| PAGE TEXT |
[START]

There are around 2,000 billionaires in the world.
And by definition, they’re some of the best at time management. They’re bombarded with thousands of emails. They have a thousand things they could do: meet with an employee, schedule a meeting, find a new marketing strategy, work on a product design, etc.
How do they choose what’s most important and still effectively build their wealth to $10,000 per day or more?
It’s not a “myth” that people succeed because they’re more productive.
- The female billionaire Sheryl Sandberg has stated in her books that she made sure to leave work at 5:30 every day because her children were a priority.
- Richard Branson has over 400 companies to run but he still has time to kite-surf because he puts his fitness as a priority.
- President Bush has a million things to do: foreign leaders to call, CIA briefings to read, voters to please, and so on. Yet he was able to still read 95 books in a year: more than most people ever read.
- Doug Conant, CEO of Campbell Soup, sent 20 handwritten thank you notes a day while running a Fortune 500 company.
I stumbled across a book called 15 Secrets Successful People Know About Time Management: The Productivity Habits of 7 Billionaires, 13 Olympic Athletes, 29 Straight-A Students, and 239 Entrepreneurs.
It has the longest title I’ve seen in a while. And I think it’ll help you uncover some secrets of time management.
Here are the top tips on billionaire productivity tips I know (which I learned from this book and all the other videos and podcasts I consumed):
1. Do the #1 Most Important Task At The Start of the Day
Nathan Blecharczyk, billionaire, and cofounder of Airbnb, says he fills his calendar from reverse.
He schedules things from the end of the day to the start so that he can focus on the real work in the morning. He makes sure to leave meetings for late in the day because they’re not as important.
You want to start your day with your #1 most important task and finish it first because otherwise, you get distracted with less important requests, tasks, and email.
2. Don’t Multitask
Billionaire Mike Cannon-Brookes gave some short advice for the book:
Do one thing at once. Stop multitasking!
When I was young, I grew up with multitasking and could do it better than most people. I used to pride myself on the process.
Later on, I did some research on multitasking. Studies show that it decreases productivity, especially for the young people who have done it for longer. The American Psychological Association found that task switching can lead to a 40% decrease in productivity.

[END]

| TASKS |
1. Answer these about the article on billionaire time management:
(a) At what time did Sheryl Sandberg make sure to leave work every day?
(b) How many handwritten thank-you notes did Doug Conant send each day?
(c) According to the American Psychological Association, how much can task switching decrease productivity?
2. Pick up the article on billionaire time management from its last sentence and keep writing it.
The records that come next have nothing to do with the work here.

| DATA SUPPLIED |

[START]

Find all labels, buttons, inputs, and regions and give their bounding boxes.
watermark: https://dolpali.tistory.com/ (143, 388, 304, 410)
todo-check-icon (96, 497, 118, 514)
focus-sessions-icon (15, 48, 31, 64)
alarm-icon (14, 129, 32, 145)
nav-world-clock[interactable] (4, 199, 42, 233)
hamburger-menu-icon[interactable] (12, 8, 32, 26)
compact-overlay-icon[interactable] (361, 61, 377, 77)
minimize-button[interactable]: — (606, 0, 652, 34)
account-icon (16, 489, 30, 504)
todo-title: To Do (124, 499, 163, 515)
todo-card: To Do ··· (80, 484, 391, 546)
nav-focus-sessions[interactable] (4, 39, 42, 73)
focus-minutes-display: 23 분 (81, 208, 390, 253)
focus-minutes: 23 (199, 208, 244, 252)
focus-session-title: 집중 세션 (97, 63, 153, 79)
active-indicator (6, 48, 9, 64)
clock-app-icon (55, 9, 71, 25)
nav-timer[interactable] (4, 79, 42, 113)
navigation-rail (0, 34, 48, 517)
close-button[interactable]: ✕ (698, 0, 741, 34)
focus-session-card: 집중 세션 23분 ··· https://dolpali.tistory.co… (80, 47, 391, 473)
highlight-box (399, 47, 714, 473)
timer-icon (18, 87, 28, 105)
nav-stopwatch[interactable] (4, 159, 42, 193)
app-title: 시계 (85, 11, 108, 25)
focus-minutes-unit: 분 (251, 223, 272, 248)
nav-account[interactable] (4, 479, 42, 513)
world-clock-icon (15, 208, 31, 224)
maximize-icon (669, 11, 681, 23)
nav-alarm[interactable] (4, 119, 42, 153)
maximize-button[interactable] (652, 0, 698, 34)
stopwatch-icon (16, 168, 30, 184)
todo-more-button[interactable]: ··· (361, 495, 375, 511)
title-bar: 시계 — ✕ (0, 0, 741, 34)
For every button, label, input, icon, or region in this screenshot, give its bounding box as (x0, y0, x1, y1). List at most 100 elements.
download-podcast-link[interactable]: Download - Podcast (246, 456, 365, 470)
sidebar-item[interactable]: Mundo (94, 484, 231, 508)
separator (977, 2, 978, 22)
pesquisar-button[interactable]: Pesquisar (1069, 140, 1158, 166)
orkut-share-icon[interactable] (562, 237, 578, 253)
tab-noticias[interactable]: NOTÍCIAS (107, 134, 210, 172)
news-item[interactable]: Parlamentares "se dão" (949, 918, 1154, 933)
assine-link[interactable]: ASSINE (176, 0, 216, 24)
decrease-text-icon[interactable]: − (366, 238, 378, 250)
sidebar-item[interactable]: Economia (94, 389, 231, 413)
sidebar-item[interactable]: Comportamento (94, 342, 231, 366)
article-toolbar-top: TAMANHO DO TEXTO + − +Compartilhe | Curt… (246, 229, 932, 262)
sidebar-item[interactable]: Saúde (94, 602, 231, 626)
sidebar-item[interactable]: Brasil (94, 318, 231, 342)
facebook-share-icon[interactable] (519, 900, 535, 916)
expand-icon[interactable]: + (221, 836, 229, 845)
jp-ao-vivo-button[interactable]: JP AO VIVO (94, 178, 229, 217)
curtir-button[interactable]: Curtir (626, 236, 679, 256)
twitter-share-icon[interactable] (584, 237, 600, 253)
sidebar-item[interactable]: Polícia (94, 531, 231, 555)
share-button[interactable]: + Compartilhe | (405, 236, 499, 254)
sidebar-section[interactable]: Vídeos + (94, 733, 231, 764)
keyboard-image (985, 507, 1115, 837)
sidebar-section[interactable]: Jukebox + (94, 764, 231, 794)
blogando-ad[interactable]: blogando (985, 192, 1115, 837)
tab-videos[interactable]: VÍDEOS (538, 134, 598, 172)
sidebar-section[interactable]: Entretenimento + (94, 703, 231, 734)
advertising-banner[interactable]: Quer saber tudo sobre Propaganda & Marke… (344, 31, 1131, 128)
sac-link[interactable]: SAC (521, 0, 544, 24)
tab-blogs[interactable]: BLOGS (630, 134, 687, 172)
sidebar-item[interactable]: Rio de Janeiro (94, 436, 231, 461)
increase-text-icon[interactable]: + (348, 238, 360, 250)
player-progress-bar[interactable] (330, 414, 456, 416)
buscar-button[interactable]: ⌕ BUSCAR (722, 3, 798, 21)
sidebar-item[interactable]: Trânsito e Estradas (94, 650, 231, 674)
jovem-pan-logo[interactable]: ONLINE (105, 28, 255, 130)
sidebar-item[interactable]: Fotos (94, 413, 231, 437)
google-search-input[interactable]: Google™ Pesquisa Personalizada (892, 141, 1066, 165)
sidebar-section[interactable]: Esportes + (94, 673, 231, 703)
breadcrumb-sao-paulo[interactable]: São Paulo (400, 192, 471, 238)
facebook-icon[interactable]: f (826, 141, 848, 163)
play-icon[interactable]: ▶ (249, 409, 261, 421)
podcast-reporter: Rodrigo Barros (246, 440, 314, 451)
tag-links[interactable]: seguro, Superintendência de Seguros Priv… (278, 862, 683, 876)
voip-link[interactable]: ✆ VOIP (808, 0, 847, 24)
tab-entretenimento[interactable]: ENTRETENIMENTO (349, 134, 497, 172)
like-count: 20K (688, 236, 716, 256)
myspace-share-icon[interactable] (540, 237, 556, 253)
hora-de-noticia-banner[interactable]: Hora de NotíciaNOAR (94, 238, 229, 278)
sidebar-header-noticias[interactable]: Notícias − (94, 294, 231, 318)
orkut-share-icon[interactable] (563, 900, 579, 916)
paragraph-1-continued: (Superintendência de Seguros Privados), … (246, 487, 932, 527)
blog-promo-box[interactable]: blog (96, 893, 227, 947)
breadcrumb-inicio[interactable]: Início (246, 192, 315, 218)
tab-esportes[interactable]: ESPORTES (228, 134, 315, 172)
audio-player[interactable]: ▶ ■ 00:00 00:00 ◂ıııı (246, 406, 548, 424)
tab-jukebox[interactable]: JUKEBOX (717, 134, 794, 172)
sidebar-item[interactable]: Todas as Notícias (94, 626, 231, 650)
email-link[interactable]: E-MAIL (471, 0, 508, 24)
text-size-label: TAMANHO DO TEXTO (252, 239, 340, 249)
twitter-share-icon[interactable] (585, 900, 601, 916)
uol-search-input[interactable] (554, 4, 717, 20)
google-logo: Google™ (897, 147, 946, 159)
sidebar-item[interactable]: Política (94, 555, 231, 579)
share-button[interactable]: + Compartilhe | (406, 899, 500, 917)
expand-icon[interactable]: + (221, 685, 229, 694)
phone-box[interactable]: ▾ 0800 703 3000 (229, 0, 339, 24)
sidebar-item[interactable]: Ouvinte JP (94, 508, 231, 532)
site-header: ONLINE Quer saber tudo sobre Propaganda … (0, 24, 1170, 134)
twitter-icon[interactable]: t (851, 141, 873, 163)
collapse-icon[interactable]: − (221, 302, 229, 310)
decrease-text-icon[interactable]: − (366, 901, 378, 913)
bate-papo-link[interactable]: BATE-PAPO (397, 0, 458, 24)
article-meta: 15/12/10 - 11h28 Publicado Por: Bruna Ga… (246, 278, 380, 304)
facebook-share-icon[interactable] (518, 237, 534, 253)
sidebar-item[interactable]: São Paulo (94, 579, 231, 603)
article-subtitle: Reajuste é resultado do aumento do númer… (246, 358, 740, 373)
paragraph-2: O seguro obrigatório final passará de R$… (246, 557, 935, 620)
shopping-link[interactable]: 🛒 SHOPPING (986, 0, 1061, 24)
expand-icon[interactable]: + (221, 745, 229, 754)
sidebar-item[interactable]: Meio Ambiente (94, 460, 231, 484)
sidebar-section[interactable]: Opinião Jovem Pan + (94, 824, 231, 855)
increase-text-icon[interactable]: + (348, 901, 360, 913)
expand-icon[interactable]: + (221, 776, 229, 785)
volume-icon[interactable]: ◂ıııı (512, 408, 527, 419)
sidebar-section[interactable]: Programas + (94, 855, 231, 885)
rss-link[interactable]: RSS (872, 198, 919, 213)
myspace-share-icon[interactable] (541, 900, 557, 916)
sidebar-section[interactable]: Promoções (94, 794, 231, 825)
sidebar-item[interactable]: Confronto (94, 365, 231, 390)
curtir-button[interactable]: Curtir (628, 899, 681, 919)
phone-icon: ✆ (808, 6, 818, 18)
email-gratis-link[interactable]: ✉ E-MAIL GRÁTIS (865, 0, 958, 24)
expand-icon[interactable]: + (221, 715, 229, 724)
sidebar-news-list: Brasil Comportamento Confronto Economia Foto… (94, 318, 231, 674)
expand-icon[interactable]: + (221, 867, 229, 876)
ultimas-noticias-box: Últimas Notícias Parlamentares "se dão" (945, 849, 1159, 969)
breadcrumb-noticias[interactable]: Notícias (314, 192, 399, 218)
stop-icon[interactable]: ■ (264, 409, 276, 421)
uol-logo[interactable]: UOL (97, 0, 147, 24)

[END]

| SOLVED PROBLEMS |
1.
(a) 5:30
(b) 20
(c) 40%

2.
3. Have Themed Days
The youngest billionaire in history and founder of Facebook and Asana, Dustin Moskovitz, said:
Have a themed day of the week where you don’t have meetings. He says it allows for no interruptions and focus on individual work.
At Asana, they have No Meeting Wednesday’s.
Billionaire Jack Dorsey of Twitter and Square also has themed days. Jack, like Elon Musk, works 80 hour weeks, 40 at each company.
In a 2011 interview at Techonomy, Dorsey said he accomplishes this by having themed days and being very disciplined.
Every day has a theme and he does the same things around that theme at each company on a specific day.
These themes let him deal with interruptions and distractions. If a task or request is not in theme with the day, he does not do it. It sets a cadence for the rest of the company to deliver and check their progress:
His Mondays are for management.
His Tuesdays are for product.
Wednesday’s are marketing and growth.
Thursdays are for developers and partnerships.
Friday’s are on culture and recruiting.
Saturday’s he takes off.
Sunday’s are for reflection, strategy, feedback, and getting ready for Monday.
4. Discipline Matters More Than Intelligence
The billionaire Andrew Mason, co-founder of Groupon and Detour, said that he’s met a lot of people who are smarter but less successful than him because they lack the discipline to do what they say they will:
“I often meet people who seem smarter than me yet are less capable because they don’t have the self-discipline and/or self-confidence to introspect on their ability to do what they think they’re going to do and find ways to iteratively improve. Amazingly, it’s as simple as that. It’s kind of a sore spot for me because I can’t understand why people don’t take it more seriously.” -Andrew Mason
He says it’s that simple. It’s not rocket science. Being disciplined about forming great habits is a true key to success.
I highly recommend you read The Power of Habit. It goes into great scientific detail, while staying easy to read, on how to effectively form great habits and break bad habits. I wrote an article on everything you need to know about the book as well.
Andrew said that if he was playing a video game that replicates real life business and had 10 points to distribute into skills, he’d put 7 into discipline and 3 into intelligence.
Nothing into Ability Power, Attack Damage, or Mana, Andrew? I jest. Nerd joke.
The point is to improve your willpower because it matters more than pure IQ.
5. Recharge and Refresh Mid-Day To Keep Up Your Mental Fitness
The youngest billionaire in Africa, Mohammed Dewji, says that mental fitness and a fresh mind are keys to success.
By 1pm, he has already worked 7 hours and it’s natural for him to feel drained and tired. He has a daily workout during his lunch hour to recharge and refresh.
This let’s him attack the 2nd half of his day as hard as he did the 1st half. He recommends finding what works best for you to stay invigorated and recharge. He acknowledges that people have different ways of doing it that work best.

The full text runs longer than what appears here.